Exercise prompt
In the grief passage, change "void" to "emptiness" and write out the text starting at "Over 95 thousand" and ending at "this invisible monster.".

== Document passage ==

Over 95 thousand people have been taken from us in the last few months by this horrible silent killer and my heart just breaks. I feel this indescribable pain in the center of my being and then I feel an incredibly deep void of all those beautiful souls all taken, all at once, before their time. Leaving the rest of us to mourn in isolation battling to stay strong and not give into the fear of this invisible monster.
My heart breaks for each and every family member who was not able to say their last goodbye, take their last selfie, tell their last story, laugh their last laugh, say their last I’m sorry or speak their last I love you. They were robbed of that last kiss, they couldn’t hold their loved one for one last time… for every funeral that was not held… for all those who could not mourn the loss of their loved ones with family members at their side… there was no crying together, consoling each other, giving each other strength to continue on. They couldn’t share those life stories with each other in person saying “Do you remember when” or drink a shot of their favorite liquor in their name. They weren’t able to dance to their loved ones favorite song while in the company of everyone who loved them just as much. All those unbaked casserole dishes that would have arrived wrapped in love as a way of saying “You are not alone and I am so sorry for your loss.” I think of the flowers that were not thrown on the coffin or left at the cemetery, all the tombstones that are still missing and may never appear bearing their name. They’ve been robbed of all those incredibly valuable traditions we humans have carried for decades and centuries as a way of honoring the life of our loved ones in this joint right of passage where we come together to say goodbye because somehow sharing the burden of that moment with others makes it slightly more bearable than having to do it alone.

===
== Information shown ==

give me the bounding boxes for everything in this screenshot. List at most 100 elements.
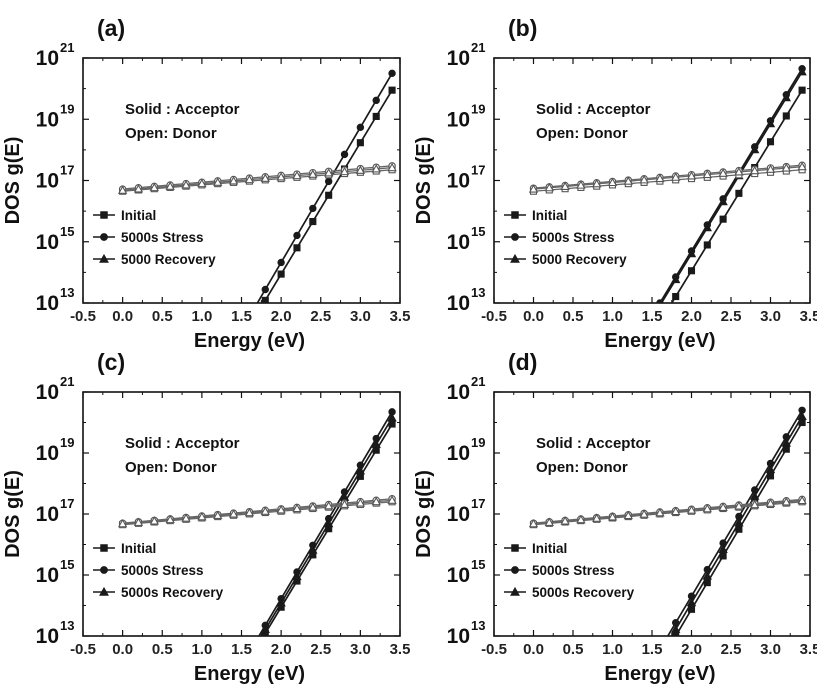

===

Expected answer
Over 95 thousand people have been taken from us in the last few months by this horrible silent killer and my heart just breaks. I feel this indescribable pain in the center of my being and then I feel an incredibly deep emptiness of all those beautiful souls all taken, all at once, before their time. Leaving the rest of us to mourn in isolation battling to stay strong and not give into the fear of this invisible monster.